**Stated exercise**
Write out the material again word for word, dropping any images it holds.

[start of Provided material]

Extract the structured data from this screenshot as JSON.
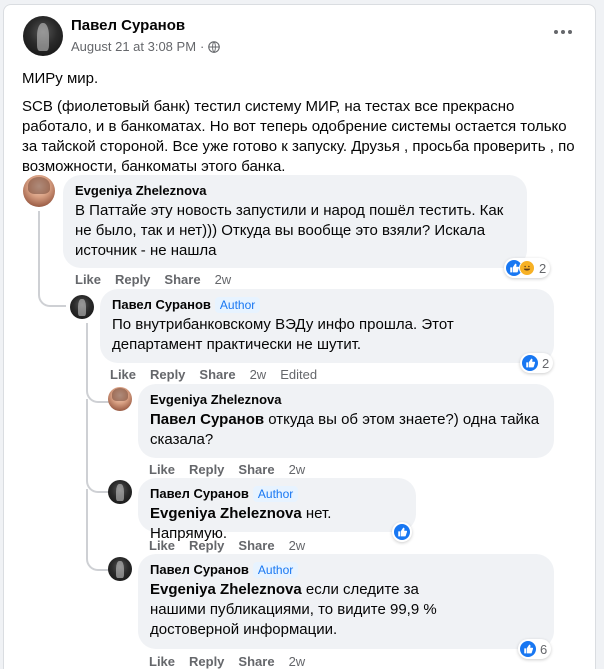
{
  "post": {
    "author": "Павел Суранов",
    "date": "August 21 at 3:08 PM",
    "separator": "·",
    "title_line": "МИРу мир.",
    "body": "SCB (фиолетовый банк) тестил систему МИР, на тестах все прекрасно работало, и в банкоматах. Но вот теперь одобрение системы остается только за тайской стороной. Все уже готово к запуску.  Друзья , просьба проверить , по возможности, банкоматы этого банка.",
    "more_icon": "more-horizontal-icon",
    "privacy_icon": "globe-icon"
  },
  "actions_labels": {
    "like": "Like",
    "reply": "Reply",
    "share": "Share"
  },
  "comments": [
    {
      "author": "Evgeniya Zheleznova",
      "text": "В Паттайе эту новость запустили и народ пошёл тестить. Как не было, так и нет))) Откуда вы вообще это взяли? Искала источник - не нашла",
      "time": "2w",
      "reactions": [
        "like",
        "haha"
      ],
      "reaction_count": "2"
    },
    {
      "author": "Павел Суранов",
      "badge": "Author",
      "text": "По внутрибанковскому ВЭДу инфо прошла. Этот департамент практически не шутит.",
      "time": "2w",
      "edited": "Edited",
      "reactions": [
        "like"
      ],
      "reaction_count": "2"
    },
    {
      "author": "Evgeniya Zheleznova",
      "mention": "Павел Суранов",
      "text": " откуда вы об этом знаете?) одна тайка сказала?",
      "time": "2w"
    },
    {
      "author": "Павел Суранов",
      "badge": "Author",
      "mention": "Evgeniya Zheleznova",
      "text": " нет. Напрямую.",
      "time": "2w",
      "reactions": [
        "like"
      ]
    },
    {
      "author": "Павел Суранов",
      "badge": "Author",
      "mention": "Evgeniya Zheleznova",
      "text": " если следите за нашими публикациями, то видите 99,9 % достоверной информации.",
      "time": "2w",
      "reactions": [
        "like"
      ],
      "reaction_count": "6"
    }
  ],
  "colors": {
    "accent": "#1877f2",
    "badge_bg": "#e7f3ff",
    "bubble": "#f0f2f5",
    "muted": "#65676b"
  }
}
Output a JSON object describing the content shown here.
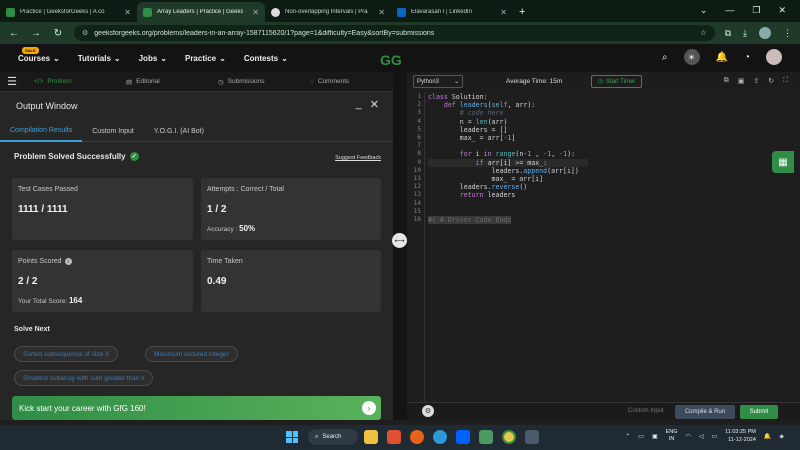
{
  "browser": {
    "tabs": [
      {
        "title": "Practice | GeeksforGeeks | A co",
        "fav": "#2f8d46",
        "active": false
      },
      {
        "title": "Array Leaders | Practice | Geeks",
        "fav": "#2f8d46",
        "active": true
      },
      {
        "title": "Non-overlapping Intervals | Pra",
        "fav": "#ddd",
        "active": false
      },
      {
        "title": "Elavarasan I | LinkedIn",
        "fav": "#0a66c2",
        "active": false
      }
    ],
    "url": "geeksforgeeks.org/problems/leaders-in-an-array-1587115620/1?page=1&difficulty=Easy&sortBy=submissions"
  },
  "site_nav": {
    "items": [
      "Courses",
      "Tutorials",
      "Jobs",
      "Practice",
      "Contests"
    ],
    "sale_badge": "SALE",
    "logo": "GG"
  },
  "problem_tabs": [
    "Problem",
    "Editorial",
    "Submissions",
    "Comments"
  ],
  "output": {
    "title": "Output Window",
    "subtabs": [
      "Compilation Results",
      "Custom Input",
      "Y.O.G.I. (AI Bot)"
    ],
    "status": "Problem Solved Successfully",
    "feedback": "Suggest Feedback",
    "cards": {
      "tests_label": "Test Cases Passed",
      "tests_value": "1111 / 1111",
      "attempts_label": "Attempts : Correct / Total",
      "attempts_value": "1 / 2",
      "accuracy_label": "Accuracy :",
      "accuracy_value": "50%",
      "points_label": "Points Scored",
      "points_value": "2 / 2",
      "total_label": "Your Total Score:",
      "total_value": "164",
      "time_label": "Time Taken",
      "time_value": "0.49"
    },
    "solve_next_title": "Solve Next",
    "solve_next": [
      "Sorted subsequence of size 3",
      "Maximum occured integer",
      "Smallest subarray with sum greater than x"
    ],
    "banner": "Kick start your career with GfG 160!"
  },
  "editor": {
    "language": "Python3",
    "avg_time": "Average Time: 15m",
    "start_timer": "Start Timer",
    "ghost_line": "#{ # Driver Code Ends",
    "custom_input": "Custom Input",
    "compile": "Compile & Run",
    "submit": "Submit"
  },
  "taskbar": {
    "search": "Search",
    "lang_top": "ENG",
    "lang_bottom": "IN",
    "time": "11:03:25 PM",
    "date": "11-12-2024"
  },
  "colors": {
    "brand": "#2f8d46",
    "link": "#3aa0d8"
  }
}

[end of Provided material]

**Exercise result**
Extract the structured data from this screenshot as JSON.
{
  "post": {
    "author": "Павел Суранов",
    "date": "August 21 at 3:08 PM",
    "separator": "·",
    "title_line": "МИРу мир.",
    "body": "SCB (фиолетовый банк) тестил систему МИР, на тестах все прекрасно работало, и в банкоматах. Но вот теперь одобрение системы остается только за тайской стороной. Все уже готово к запуску.  Друзья , просьба проверить , по возможности, банкоматы этого банка.",
    "more_icon": "more-horizontal-icon",
    "privacy_icon": "globe-icon"
  },
  "actions_labels": {
    "like": "Like",
    "reply": "Reply",
    "share": "Share"
  },
  "comments": [
    {
      "author": "Evgeniya Zheleznova",
      "text": "В Паттайе эту новость запустили и народ пошёл тестить. Как не было, так и нет))) Откуда вы вообще это взяли? Искала источник - не нашла",
      "time": "2w",
      "reactions": [
        "like",
        "haha"
      ],
      "reaction_count": "2"
    },
    {
      "author": "Павел Суранов",
      "badge": "Author",
      "text": "По внутрибанковскому ВЭДу инфо прошла. Этот департамент практически не шутит.",
      "time": "2w",
      "edited": "Edited",
      "reactions": [
        "like"
      ],
      "reaction_count": "2"
    },
    {
      "author": "Evgeniya Zheleznova",
      "mention": "Павел Суранов",
      "text": " откуда вы об этом знаете?) одна тайка сказала?",
      "time": "2w"
    },
    {
      "author": "Павел Суранов",
      "badge": "Author",
      "mention": "Evgeniya Zheleznova",
      "text": " нет. Напрямую.",
      "time": "2w",
      "reactions": [
        "like"
      ]
    },
    {
      "author": "Павел Суранов",
      "badge": "Author",
      "mention": "Evgeniya Zheleznova",
      "text": " если следите за нашими публикациями, то видите 99,9 % достоверной информации.",
      "time": "2w",
      "reactions": [
        "like"
      ],
      "reaction_count": "6"
    }
  ],
  "colors": {
    "accent": "#1877f2",
    "badge_bg": "#e7f3ff",
    "bubble": "#f0f2f5",
    "muted": "#65676b"
  }
}
Output a JSON object describing the content shown here.
{
  "browser": {
    "tabs": [
      {
        "title": "Practice | GeeksforGeeks | A co",
        "fav": "#2f8d46",
        "active": false
      },
      {
        "title": "Array Leaders | Practice | Geeks",
        "fav": "#2f8d46",
        "active": true
      },
      {
        "title": "Non-overlapping Intervals | Pra",
        "fav": "#ddd",
        "active": false
      },
      {
        "title": "Elavarasan I | LinkedIn",
        "fav": "#0a66c2",
        "active": false
      }
    ],
    "url": "geeksforgeeks.org/problems/leaders-in-an-array-1587115620/1?page=1&difficulty=Easy&sortBy=submissions"
  },
  "site_nav": {
    "items": [
      "Courses",
      "Tutorials",
      "Jobs",
      "Practice",
      "Contests"
    ],
    "sale_badge": "SALE",
    "logo": "GG"
  },
  "problem_tabs": [
    "Problem",
    "Editorial",
    "Submissions",
    "Comments"
  ],
  "output": {
    "title": "Output Window",
    "subtabs": [
      "Compilation Results",
      "Custom Input",
      "Y.O.G.I. (AI Bot)"
    ],
    "status": "Problem Solved Successfully",
    "feedback": "Suggest Feedback",
    "cards": {
      "tests_label": "Test Cases Passed",
      "tests_value": "1111 / 1111",
      "attempts_label": "Attempts : Correct / Total",
      "attempts_value": "1 / 2",
      "accuracy_label": "Accuracy :",
      "accuracy_value": "50%",
      "points_label": "Points Scored",
      "points_value": "2 / 2",
      "total_label": "Your Total Score:",
      "total_value": "164",
      "time_label": "Time Taken",
      "time_value": "0.49"
    },
    "solve_next_title": "Solve Next",
    "solve_next": [
      "Sorted subsequence of size 3",
      "Maximum occured integer",
      "Smallest subarray with sum greater than x"
    ],
    "banner": "Kick start your career with GfG 160!"
  },
  "editor": {
    "language": "Python3",
    "avg_time": "Average Time: 15m",
    "start_timer": "Start Timer",
    "ghost_line": "#{ # Driver Code Ends",
    "custom_input": "Custom Input",
    "compile": "Compile & Run",
    "submit": "Submit"
  },
  "taskbar": {
    "search": "Search",
    "lang_top": "ENG",
    "lang_bottom": "IN",
    "time": "11:03:25 PM",
    "date": "11-12-2024"
  },
  "colors": {
    "brand": "#2f8d46",
    "link": "#3aa0d8"
  }
}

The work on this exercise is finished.